Supplied data:
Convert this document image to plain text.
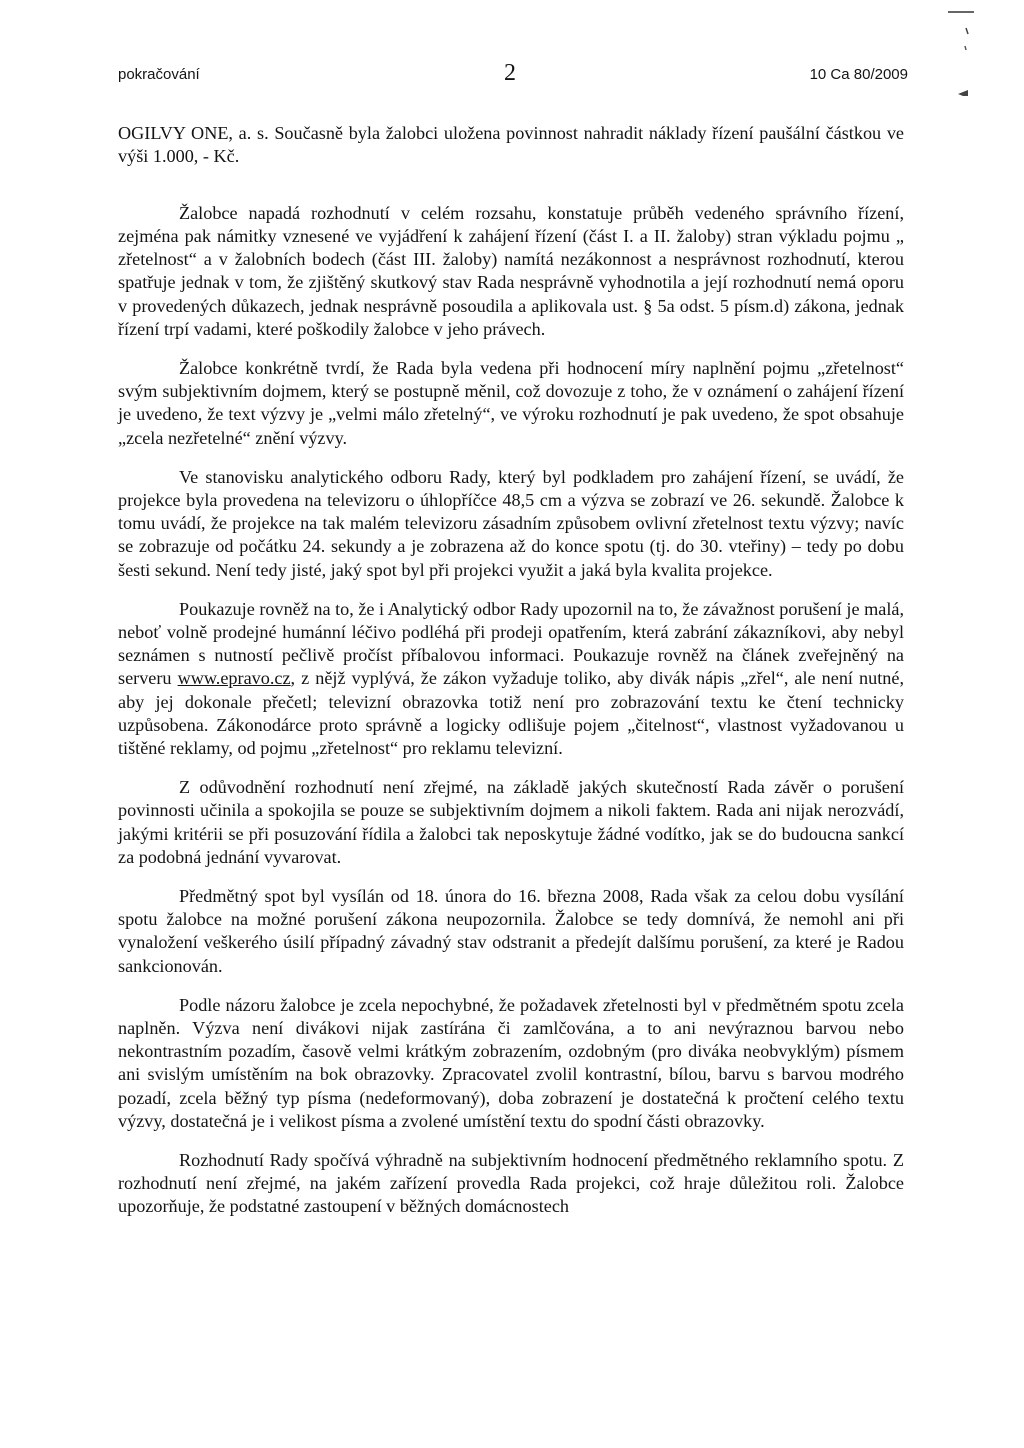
pokračování	2	10 Ca 80/2009

OGILVY ONE, a. s. Současně byla žalobci uložena povinnost nahradit náklady řízení paušální částkou ve výši 1.000, - Kč.

Žalobce napadá rozhodnutí v celém rozsahu, konstatuje průběh vedeného správního řízení, zejména pak námitky vznesené ve vyjádření k zahájení řízení (část I. a II. žaloby) stran výkladu pojmu „ zřetelnost“ a v žalobních bodech (část III. žaloby) namítá nezákonnost a nesprávnost rozhodnutí, kterou spatřuje jednak v tom, že zjištěný skutkový stav Rada nesprávně vyhodnotila a její rozhodnutí nemá oporu v provedených důkazech, jednak nesprávně posoudila a aplikovala ust. § 5a odst. 5 písm.d) zákona, jednak řízení trpí vadami, které poškodily žalobce v jeho právech.

Žalobce konkrétně tvrdí, že Rada byla vedena při hodnocení míry naplnění pojmu „zřetelnost“ svým subjektivním dojmem, který se postupně měnil, což dovozuje z toho, že v oznámení o zahájení řízení je uvedeno, že text výzvy je „velmi málo zřetelný“, ve výroku rozhodnutí je pak uvedeno, že spot obsahuje „zcela nezřetelné“ znění výzvy.

Ve stanovisku analytického odboru Rady, který byl podkladem pro zahájení řízení, se uvádí, že projekce byla provedena na televizoru o úhlopříčce 48,5 cm a výzva se zobrazí ve 26. sekundě. Žalobce k tomu uvádí, že projekce na tak malém televizoru zásadním způsobem ovlivní zřetelnost textu výzvy; navíc se zobrazuje od počátku 24. sekundy a je zobrazena až do konce spotu (tj. do 30. vteřiny) – tedy po dobu šesti sekund. Není tedy jisté, jaký spot byl při projekci využit a jaká byla kvalita projekce.

Poukazuje rovněž na to, že i Analytický odbor Rady upozornil na to, že závažnost porušení je malá, neboť volně prodejné humánní léčivo podléhá při prodeji opatřením, která zabrání zákazníkovi, aby nebyl seznámen s nutností pečlivě pročíst příbalovou informaci. Poukazuje rovněž na článek zveřejněný na serveru www.epravo.cz, z nějž vyplývá, že zákon vyžaduje toliko, aby divák nápis „zřel“, ale není nutné, aby jej dokonale přečetl; televizní obrazovka totiž není pro zobrazování textu ke čtení technicky uzpůsobena. Zákonodárce proto správně a logicky odlišuje pojem „čitelnost“, vlastnost vyžadovanou u tištěné reklamy, od pojmu „zřetelnost“ pro reklamu televizní.

Z odůvodnění rozhodnutí není zřejmé, na základě jakých skutečností Rada závěr o porušení povinnosti učinila a spokojila se pouze se subjektivním dojmem a nikoli faktem. Rada ani nijak nerozvádí, jakými kritérii se při posuzování řídila a žalobci tak neposkytuje žádné vodítko, jak se do budoucna sankcí za podobná jednání vyvarovat.

Předmětný spot byl vysílán od 18. února do 16. března 2008, Rada však za celou dobu vysílání spotu žalobce na možné porušení zákona neupozornila. Žalobce se tedy domnívá, že nemohl ani při vynaložení veškerého úsilí případný závadný stav odstranit a předejít dalšímu porušení, za které je Radou sankcionován.

Podle názoru žalobce je zcela nepochybné, že požadavek zřetelnosti byl v předmětném spotu zcela naplněn. Výzva není divákovi nijak zastírána či zamlčována, a to ani nevýraznou barvou nebo nekontrastním pozadím, časově velmi krátkým zobrazením, ozdobným (pro diváka neobvyklým) písmem ani svislým umístěním na bok obrazovky. Zpracovatel zvolil kontrastní, bílou, barvu s barvou modrého pozadí, zcela běžný typ písma (nedeformovaný), doba zobrazení je dostatečná k pročtení celého textu výzvy, dostatečná je i velikost písma a zvolené umístění textu do spodní části obrazovky.

Rozhodnutí Rady spočívá výhradně na subjektivním hodnocení předmětného reklamního spotu. Z rozhodnutí není zřejmé, na jakém zařízení provedla Rada projekci, což hraje důležitou roli. Žalobce upozorňuje, že podstatné zastoupení v běžných domácnostech
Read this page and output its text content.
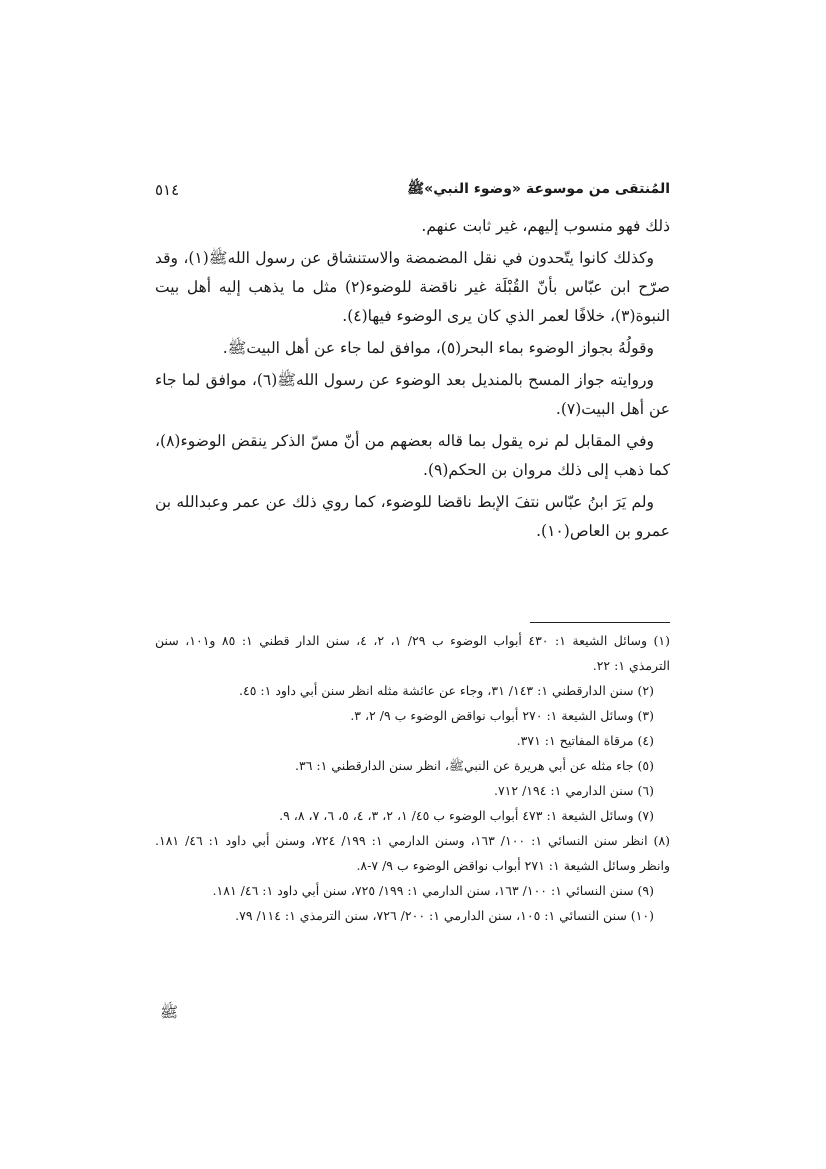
المُنتقى من موسوعة «وضوء النبي»ﷺ
٥١٤

ذلك فهو منسوب إليهم، غير ثابت عنهم.

وكذلك كانوا يتّحدون في نقل المضمضة والاستنشاق عن رسول اللهﷺ(١)، وقد صرّح ابن عبّاس بأنّ القُبْلَة غير ناقضة للوضوء(٢) مثل ما يذهب إليه أهل بيت النبوة(٣)، خلافًا لعمر الذي كان يرى الوضوء فيها(٤).

وقولُهُ بجواز الوضوء بماء البحر(٥)، موافق لما جاء عن أهل البيتﷺ.

وروايته جواز المسح بالمنديل بعد الوضوء عن رسول اللهﷺ(٦)، موافق لما جاء عن أهل البيت(٧).

وفي المقابل لم نره يقول بما قاله بعضهم من أنّ مسّ الذكر ينقض الوضوء(٨)، كما ذهب إلى ذلك مروان بن الحكم(٩).

ولم يَرَ ابنُ عبّاس نتفَ الإبط ناقضا للوضوء، كما روي ذلك عن عمر وعبدالله بن عمرو بن العاص(١٠).

(١) وسائل الشيعة ١: ٤٣٠ أبواب الوضوء ب ٢٩/ ١، ٢، ٤، سنن الدار قطني ١: ٨٥ و١٠١، سنن الترمذي ١: ٢٢.

(٢) سنن الدارقطني ١: ١٤٣/ ٣١، وجاء عن عائشة مثله انظر سنن أبي داود ١: ٤٥.

(٣) وسائل الشيعة ١: ٢٧٠ أبواب نواقض الوضوء ب ٩/ ٢، ٣.

(٤) مرقاة المفاتيح ١: ٣٧١.

(٥) جاء مثله عن أبي هريرة عن النبيﷺ، انظر سنن الدارقطني ١: ٣٦.

(٦) سنن الدارمي ١: ١٩٤/ ٧١٢.

(٧) وسائل الشيعة ١: ٤٧٣ أبواب الوضوء ب ٤٥/ ١، ٢، ٣، ٤، ٥، ٦، ٧، ٨، ٩.

(٨) انظر سنن النسائي ١: ١٠٠/ ١٦٣، وسنن الدارمي ١: ١٩٩/ ٧٢٤، وسنن أبي داود ١: ٤٦/ ١٨١. وانظر وسائل الشيعة ١: ٢٧١ أبواب نواقض الوضوء ب ٩/ ٧-٨.

(٩) سنن النسائي ١: ١٠٠/ ١٦٣، سنن الدارمي ١: ١٩٩/ ٧٢٥، سنن أبي داود ١: ٤٦/ ١٨١.

(١٠) سنن النسائي ١: ١٠٥، سنن الدارمي ١: ٢٠٠/ ٧٢٦، سنن الترمذي ١: ١١٤/ ٧٩.

ﷺ
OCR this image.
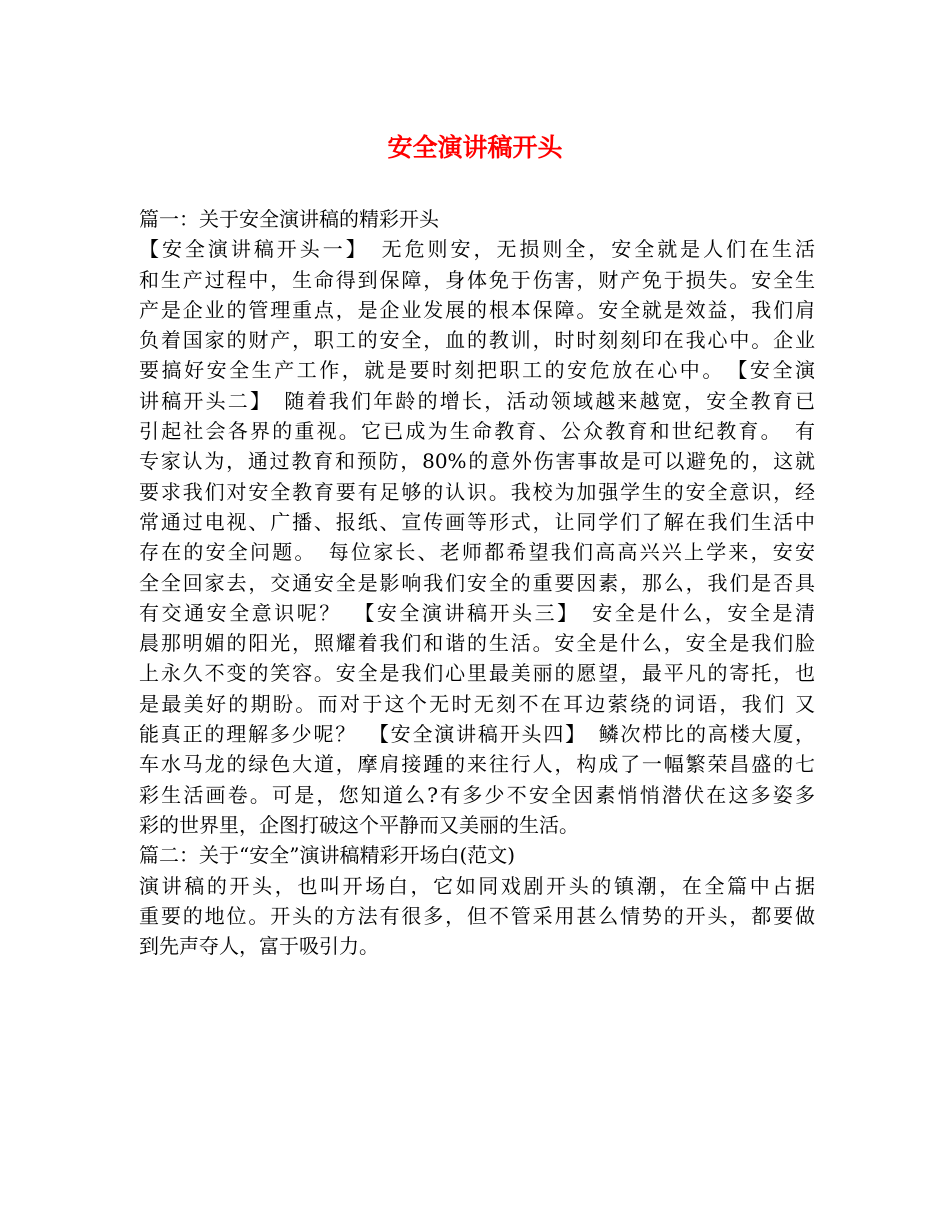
安全演讲稿开头
篇一：关于安全演讲稿的精彩开头
【安全演讲稿开头一】　无危则安，无损则全，安全就是人们在生活
和生产过程中，生命得到保障，身体免于伤害，财产免于损失。安全生
产是企业的管理重点，是企业发展的根本保障。安全就是效益，我们肩
负着国家的财产，职工的安全，血的教训，时时刻刻印在我心中。企业
要搞好安全生产工作，就是要时刻把职工的安危放在心中。　【安全演
讲稿开头二】　随着我们年龄的增长，活动领域越来越宽，安全教育已
引起社会各界的重视。它已成为生命教育、公众教育和世纪教育。　有
专家认为，通过教育和预防，80%的意外伤害事故是可以避免的，这就
要求我们对安全教育要有足够的认识。我校为加强学生的安全意识，经
常通过电视、广播、报纸、宣传画等形式，让同学们了解在我们生活中
存在的安全问题。　每位家长、老师都希望我们高高兴兴上学来，安安
全全回家去，交通安全是影响我们安全的重要因素，那么，我们是否具
有交通安全意识呢？　【安全演讲稿开头三】　安全是什么，安全是清
晨那明媚的阳光，照耀着我们和谐的生活。安全是什么，安全是我们脸
上永久不变的笑容。安全是我们心里最美丽的愿望，最平凡的寄托，也
是最美好的期盼。而对于这个无时无刻不在耳边萦绕的词语，我们 又
能真正的理解多少呢？　【安全演讲稿开头四】　鳞次栉比的高楼大厦，
车水马龙的绿色大道，摩肩接踵的来往行人，构成了一幅繁荣昌盛的七
彩生活画卷。可是，您知道么?有多少不安全因素悄悄潜伏在这多姿多
彩的世界里，企图打破这个平静而又美丽的生活。
篇二：关于“安全”演讲稿精彩开场白(范文)
演讲稿的开头，也叫开场白，它如同戏剧开头的镇潮，在全篇中占据
重要的地位。开头的方法有很多，但不管采用甚么情势的开头，都要做
到先声夺人，富于吸引力。
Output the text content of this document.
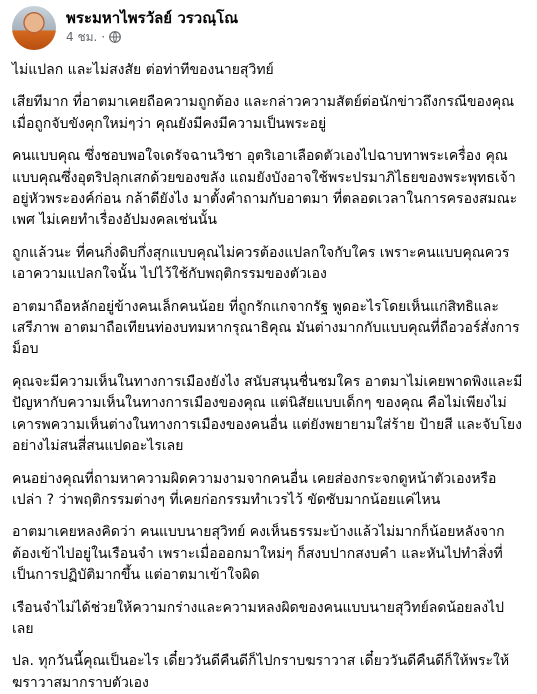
พระมหาไพรวัลย์ วรวณฺโณ
4 ชม. ·

ไม่แปลก และไม่สงสัย ต่อท่าทีของนายสุวิทย์

เสียทีมาก ที่อาตมาเคยถือความถูกต้อง และกล่าวความสัตย์ต่อนักข่าวถึงกรณีของคุณเมื่อถูกจับขังคุกใหม่ๆว่า คุณยังมีคงมีความเป็นพระอยู่

คนแบบคุณ ซึ่งชอบพอใจเดรัจฉานวิชา อุตริเอาเลือดตัวเองไปฉาบทาพระเครื่อง คุณแบบคุณซึ่งอุตริปลุกเสกด้วยของขลัง แถมยังบังอาจใช้พระปรมาภิไธยของพระพุทธเจ้าอยู่หัวพระองค์ก่อน กล้าดียังไง มาตั้งคำถามกับอาตมา ที่ตลอดเวลาในการครองสมณะเพศ ไม่เคยทำเรื่องอัปมงคลเช่นนั้น

ถูกแล้วนะ ที่คนกิ่งดิบกึ่งสุกแบบคุณไม่ควรต้องแปลกใจกับใคร เพราะคนแบบคุณควรเอาความแปลกใจนั้น ไปไว้ใช้กับพฤติกรรมของตัวเอง

อาตมาถือหลักอยู่ข้างคนเล็กคนน้อย ที่ถูกรักแกจากรัฐ พูดอะไรโดยเห็นแก่สิทธิและเสรีภาพ อาตมาถือเทียนท่องบทมหากรุณาธิคุณ มันต่างมากกับแบบคุณที่ถือวอร์สั่งการม็อบ

คุณจะมีความเห็นในทางการเมืองยังไง สนับสนุนชื่นชมใคร อาตมาไม่เคยพาดพิงและมีปัญหากับความเห็นในทางการเมืองของคุณ แต่นิสัยแบบเด็กๆ ของคุณ คือไม่เพียงไม่เคารพความเห็นต่างในทางการเมืองของคนอื่น แต่ยังพยายามใส่ร้าย ป้ายสี และจับโยงอย่างไม่สนสี่สนแปดอะไรเลย

คนอย่างคุณที่ถามหาความผิดความงามจากคนอื่น เคยส่องกระจกดูหน้าตัวเองหรือเปล่า ? ว่าพฤติกรรมต่างๆ ที่เคยก่อกรรมทำเวรไว้ ขัดซับมากน้อยแค่ไหน

อาตมาเคยหลงคิดว่า คนแบบนายสุวิทย์ คงเห็นธรรมะบ้างแล้วไม่มากก็น้อยหลังจากต้องเข้าไปอยู่ในเรือนจำ เพราะเมื่อออกมาใหม่ๆ ก็สงบปากสงบคำ และหันไปทำสิ่งที่เป็นการปฏิบัติมากขึ้น แต่อาตมาเข้าใจผิด

เรือนจำไม่ได้ช่วยให้ความกร่างและความหลงผิดของคนแบบนายสุวิทย์ลดน้อยลงไปเลย

ปล. ทุกวันนี้คุณเป็นอะไร เดี๋ยววันดีคืนดีก็ไปกราบฆราวาส เดี๋ยววันดีคืนดีก็ให้พระให้ฆราวาสมากราบตัวเอง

Problem statement: Which lines hold the string "للوضوء"? Copy all of them from the data above.

Solution for this problem:
وكذلك كانوا يتّحدون في نقل المضمضة والاستنشاق عن رسول اللهﷺ(١)، وقد صرّح ابن عبّاس بأنّ القُبْلَة غير ناقضة للوضوء(٢) مثل ما يذهب إليه أهل بيت النبوة(٣)، خلافًا لعمر الذي كان يرى الوضوء فيها(٤).
ولم يَرَ ابنُ عبّاس نتفَ الإبط ناقضا للوضوء، كما روي ذلك عن عمر وعبدالله بن عمرو بن العاص(١٠).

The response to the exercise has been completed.